*EXERCISE INSTRUCTIONS*
Output the lines that follow exactly as they are.

= = = = =

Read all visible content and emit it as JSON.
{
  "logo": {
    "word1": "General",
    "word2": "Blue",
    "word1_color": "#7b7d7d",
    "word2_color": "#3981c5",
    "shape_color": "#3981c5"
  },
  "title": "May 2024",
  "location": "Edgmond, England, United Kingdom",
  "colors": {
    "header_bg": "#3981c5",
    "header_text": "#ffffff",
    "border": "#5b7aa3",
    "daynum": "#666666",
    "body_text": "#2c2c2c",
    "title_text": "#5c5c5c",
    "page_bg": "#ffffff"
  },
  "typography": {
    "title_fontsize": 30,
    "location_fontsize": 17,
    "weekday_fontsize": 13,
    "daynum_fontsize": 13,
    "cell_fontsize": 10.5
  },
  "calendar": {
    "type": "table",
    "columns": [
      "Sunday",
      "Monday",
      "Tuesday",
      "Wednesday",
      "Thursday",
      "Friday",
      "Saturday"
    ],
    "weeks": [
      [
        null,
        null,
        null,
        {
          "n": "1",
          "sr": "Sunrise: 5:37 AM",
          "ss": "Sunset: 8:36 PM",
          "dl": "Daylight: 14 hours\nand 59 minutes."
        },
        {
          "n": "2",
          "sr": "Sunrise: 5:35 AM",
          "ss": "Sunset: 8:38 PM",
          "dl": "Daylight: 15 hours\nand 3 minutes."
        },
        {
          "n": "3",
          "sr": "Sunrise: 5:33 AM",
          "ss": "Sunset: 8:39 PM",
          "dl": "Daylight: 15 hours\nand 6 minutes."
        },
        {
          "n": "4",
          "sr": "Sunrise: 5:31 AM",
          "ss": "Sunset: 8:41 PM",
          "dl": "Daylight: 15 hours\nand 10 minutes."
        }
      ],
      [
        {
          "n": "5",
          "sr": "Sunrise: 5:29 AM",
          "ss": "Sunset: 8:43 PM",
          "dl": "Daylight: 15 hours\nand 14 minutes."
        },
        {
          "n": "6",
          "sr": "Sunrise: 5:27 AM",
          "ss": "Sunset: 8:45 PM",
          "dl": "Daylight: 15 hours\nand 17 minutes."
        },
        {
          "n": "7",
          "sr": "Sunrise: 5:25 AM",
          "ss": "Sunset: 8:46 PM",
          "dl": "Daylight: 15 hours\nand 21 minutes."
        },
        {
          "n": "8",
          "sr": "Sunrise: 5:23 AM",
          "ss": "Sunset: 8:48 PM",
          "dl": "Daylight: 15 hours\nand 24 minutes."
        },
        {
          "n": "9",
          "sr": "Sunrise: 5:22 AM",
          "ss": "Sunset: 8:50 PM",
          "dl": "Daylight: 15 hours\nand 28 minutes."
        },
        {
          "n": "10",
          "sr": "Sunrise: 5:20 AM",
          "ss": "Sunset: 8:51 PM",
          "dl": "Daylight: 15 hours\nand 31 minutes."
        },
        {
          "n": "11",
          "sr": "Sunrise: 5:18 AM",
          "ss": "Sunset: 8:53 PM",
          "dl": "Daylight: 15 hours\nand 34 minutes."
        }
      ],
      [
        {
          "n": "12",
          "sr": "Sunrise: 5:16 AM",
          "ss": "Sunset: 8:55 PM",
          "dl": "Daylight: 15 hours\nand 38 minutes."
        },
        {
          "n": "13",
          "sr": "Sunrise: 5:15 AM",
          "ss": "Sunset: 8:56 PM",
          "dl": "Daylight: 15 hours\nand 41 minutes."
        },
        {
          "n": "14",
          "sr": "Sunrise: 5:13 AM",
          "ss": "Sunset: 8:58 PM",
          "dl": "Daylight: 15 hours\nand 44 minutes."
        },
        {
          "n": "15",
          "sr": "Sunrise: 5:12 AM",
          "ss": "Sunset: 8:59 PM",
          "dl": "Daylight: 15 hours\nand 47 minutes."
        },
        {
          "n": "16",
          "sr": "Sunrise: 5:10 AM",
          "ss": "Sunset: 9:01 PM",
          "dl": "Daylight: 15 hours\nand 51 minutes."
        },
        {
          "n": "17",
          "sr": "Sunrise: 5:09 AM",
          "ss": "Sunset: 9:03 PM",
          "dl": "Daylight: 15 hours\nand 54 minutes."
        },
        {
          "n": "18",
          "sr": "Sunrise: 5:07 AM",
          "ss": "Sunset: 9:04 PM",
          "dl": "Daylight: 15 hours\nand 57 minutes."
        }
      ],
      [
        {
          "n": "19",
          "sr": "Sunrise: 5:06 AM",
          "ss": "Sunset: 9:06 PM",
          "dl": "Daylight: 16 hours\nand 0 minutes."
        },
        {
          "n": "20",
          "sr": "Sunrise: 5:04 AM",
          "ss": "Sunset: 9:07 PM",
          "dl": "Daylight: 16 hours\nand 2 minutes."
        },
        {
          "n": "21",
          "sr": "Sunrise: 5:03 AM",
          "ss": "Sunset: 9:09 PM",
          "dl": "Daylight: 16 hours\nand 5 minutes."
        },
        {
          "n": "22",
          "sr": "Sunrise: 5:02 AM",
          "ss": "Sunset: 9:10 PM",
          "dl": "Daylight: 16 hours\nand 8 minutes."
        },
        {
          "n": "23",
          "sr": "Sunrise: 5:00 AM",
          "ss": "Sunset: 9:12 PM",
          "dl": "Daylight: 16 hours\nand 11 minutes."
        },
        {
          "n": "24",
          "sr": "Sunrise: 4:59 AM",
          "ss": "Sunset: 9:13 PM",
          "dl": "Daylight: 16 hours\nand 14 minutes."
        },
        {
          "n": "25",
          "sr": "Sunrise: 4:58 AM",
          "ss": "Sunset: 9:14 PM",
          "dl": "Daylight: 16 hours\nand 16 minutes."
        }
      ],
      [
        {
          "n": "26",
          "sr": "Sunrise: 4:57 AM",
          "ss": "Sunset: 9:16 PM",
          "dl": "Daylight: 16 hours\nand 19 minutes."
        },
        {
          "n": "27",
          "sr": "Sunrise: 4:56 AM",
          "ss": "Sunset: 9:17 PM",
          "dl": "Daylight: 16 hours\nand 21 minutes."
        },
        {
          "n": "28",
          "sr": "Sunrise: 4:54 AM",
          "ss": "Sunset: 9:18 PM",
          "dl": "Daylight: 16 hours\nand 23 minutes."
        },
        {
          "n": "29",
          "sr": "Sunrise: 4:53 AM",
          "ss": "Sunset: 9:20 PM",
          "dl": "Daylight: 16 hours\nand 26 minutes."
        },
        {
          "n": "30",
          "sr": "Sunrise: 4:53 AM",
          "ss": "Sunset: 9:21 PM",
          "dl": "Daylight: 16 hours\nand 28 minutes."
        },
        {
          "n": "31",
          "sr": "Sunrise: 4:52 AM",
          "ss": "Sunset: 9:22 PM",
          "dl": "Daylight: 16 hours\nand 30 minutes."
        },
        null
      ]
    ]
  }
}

= = = = =

*RESPONSE TO THIS EXERCISE*
Read all visible content and emit it as JSON.
{
  "logo": {
    "word1": "General",
    "word2": "Blue",
    "word1_color": "#7b7d7d",
    "word2_color": "#3981c5",
    "shape_color": "#3981c5"
  },
  "title": "May 2024",
  "location": "Edgmond, England, United Kingdom",
  "colors": {
    "header_bg": "#3981c5",
    "header_text": "#ffffff",
    "border": "#5b7aa3",
    "daynum": "#666666",
    "body_text": "#2c2c2c",
    "title_text": "#5c5c5c",
    "page_bg": "#ffffff"
  },
  "typography": {
    "title_fontsize": 30,
    "location_fontsize": 17,
    "weekday_fontsize": 13,
    "daynum_fontsize": 13,
    "cell_fontsize": 10.5
  },
  "calendar": {
    "type": "table",
    "columns": [
      "Sunday",
      "Monday",
      "Tuesday",
      "Wednesday",
      "Thursday",
      "Friday",
      "Saturday"
    ],
    "weeks": [
      [
        null,
        null,
        null,
        {
          "n": "1",
          "sr": "Sunrise: 5:37 AM",
          "ss": "Sunset: 8:36 PM",
          "dl": "Daylight: 14 hours\nand 59 minutes."
        },
        {
          "n": "2",
          "sr": "Sunrise: 5:35 AM",
          "ss": "Sunset: 8:38 PM",
          "dl": "Daylight: 15 hours\nand 3 minutes."
        },
        {
          "n": "3",
          "sr": "Sunrise: 5:33 AM",
          "ss": "Sunset: 8:39 PM",
          "dl": "Daylight: 15 hours\nand 6 minutes."
        },
        {
          "n": "4",
          "sr": "Sunrise: 5:31 AM",
          "ss": "Sunset: 8:41 PM",
          "dl": "Daylight: 15 hours\nand 10 minutes."
        }
      ],
      [
        {
          "n": "5",
          "sr": "Sunrise: 5:29 AM",
          "ss": "Sunset: 8:43 PM",
          "dl": "Daylight: 15 hours\nand 14 minutes."
        },
        {
          "n": "6",
          "sr": "Sunrise: 5:27 AM",
          "ss": "Sunset: 8:45 PM",
          "dl": "Daylight: 15 hours\nand 17 minutes."
        },
        {
          "n": "7",
          "sr": "Sunrise: 5:25 AM",
          "ss": "Sunset: 8:46 PM",
          "dl": "Daylight: 15 hours\nand 21 minutes."
        },
        {
          "n": "8",
          "sr": "Sunrise: 5:23 AM",
          "ss": "Sunset: 8:48 PM",
          "dl": "Daylight: 15 hours\nand 24 minutes."
        },
        {
          "n": "9",
          "sr": "Sunrise: 5:22 AM",
          "ss": "Sunset: 8:50 PM",
          "dl": "Daylight: 15 hours\nand 28 minutes."
        },
        {
          "n": "10",
          "sr": "Sunrise: 5:20 AM",
          "ss": "Sunset: 8:51 PM",
          "dl": "Daylight: 15 hours\nand 31 minutes."
        },
        {
          "n": "11",
          "sr": "Sunrise: 5:18 AM",
          "ss": "Sunset: 8:53 PM",
          "dl": "Daylight: 15 hours\nand 34 minutes."
        }
      ],
      [
        {
          "n": "12",
          "sr": "Sunrise: 5:16 AM",
          "ss": "Sunset: 8:55 PM",
          "dl": "Daylight: 15 hours\nand 38 minutes."
        },
        {
          "n": "13",
          "sr": "Sunrise: 5:15 AM",
          "ss": "Sunset: 8:56 PM",
          "dl": "Daylight: 15 hours\nand 41 minutes."
        },
        {
          "n": "14",
          "sr": "Sunrise: 5:13 AM",
          "ss": "Sunset: 8:58 PM",
          "dl": "Daylight: 15 hours\nand 44 minutes."
        },
        {
          "n": "15",
          "sr": "Sunrise: 5:12 AM",
          "ss": "Sunset: 8:59 PM",
          "dl": "Daylight: 15 hours\nand 47 minutes."
        },
        {
          "n": "16",
          "sr": "Sunrise: 5:10 AM",
          "ss": "Sunset: 9:01 PM",
          "dl": "Daylight: 15 hours\nand 51 minutes."
        },
        {
          "n": "17",
          "sr": "Sunrise: 5:09 AM",
          "ss": "Sunset: 9:03 PM",
          "dl": "Daylight: 15 hours\nand 54 minutes."
        },
        {
          "n": "18",
          "sr": "Sunrise: 5:07 AM",
          "ss": "Sunset: 9:04 PM",
          "dl": "Daylight: 15 hours\nand 57 minutes."
        }
      ],
      [
        {
          "n": "19",
          "sr": "Sunrise: 5:06 AM",
          "ss": "Sunset: 9:06 PM",
          "dl": "Daylight: 16 hours\nand 0 minutes."
        },
        {
          "n": "20",
          "sr": "Sunrise: 5:04 AM",
          "ss": "Sunset: 9:07 PM",
          "dl": "Daylight: 16 hours\nand 2 minutes."
        },
        {
          "n": "21",
          "sr": "Sunrise: 5:03 AM",
          "ss": "Sunset: 9:09 PM",
          "dl": "Daylight: 16 hours\nand 5 minutes."
        },
        {
          "n": "22",
          "sr": "Sunrise: 5:02 AM",
          "ss": "Sunset: 9:10 PM",
          "dl": "Daylight: 16 hours\nand 8 minutes."
        },
        {
          "n": "23",
          "sr": "Sunrise: 5:00 AM",
          "ss": "Sunset: 9:12 PM",
          "dl": "Daylight: 16 hours\nand 11 minutes."
        },
        {
          "n": "24",
          "sr": "Sunrise: 4:59 AM",
          "ss": "Sunset: 9:13 PM",
          "dl": "Daylight: 16 hours\nand 14 minutes."
        },
        {
          "n": "25",
          "sr": "Sunrise: 4:58 AM",
          "ss": "Sunset: 9:14 PM",
          "dl": "Daylight: 16 hours\nand 16 minutes."
        }
      ],
      [
        {
          "n": "26",
          "sr": "Sunrise: 4:57 AM",
          "ss": "Sunset: 9:16 PM",
          "dl": "Daylight: 16 hours\nand 19 minutes."
        },
        {
          "n": "27",
          "sr": "Sunrise: 4:56 AM",
          "ss": "Sunset: 9:17 PM",
          "dl": "Daylight: 16 hours\nand 21 minutes."
        },
        {
          "n": "28",
          "sr": "Sunrise: 4:54 AM",
          "ss": "Sunset: 9:18 PM",
          "dl": "Daylight: 16 hours\nand 23 minutes."
        },
        {
          "n": "29",
          "sr": "Sunrise: 4:53 AM",
          "ss": "Sunset: 9:20 PM",
          "dl": "Daylight: 16 hours\nand 26 minutes."
        },
        {
          "n": "30",
          "sr": "Sunrise: 4:53 AM",
          "ss": "Sunset: 9:21 PM",
          "dl": "Daylight: 16 hours\nand 28 minutes."
        },
        {
          "n": "31",
          "sr": "Sunrise: 4:52 AM",
          "ss": "Sunset: 9:22 PM",
          "dl": "Daylight: 16 hours\nand 30 minutes."
        },
        null
      ]
    ]
  }
}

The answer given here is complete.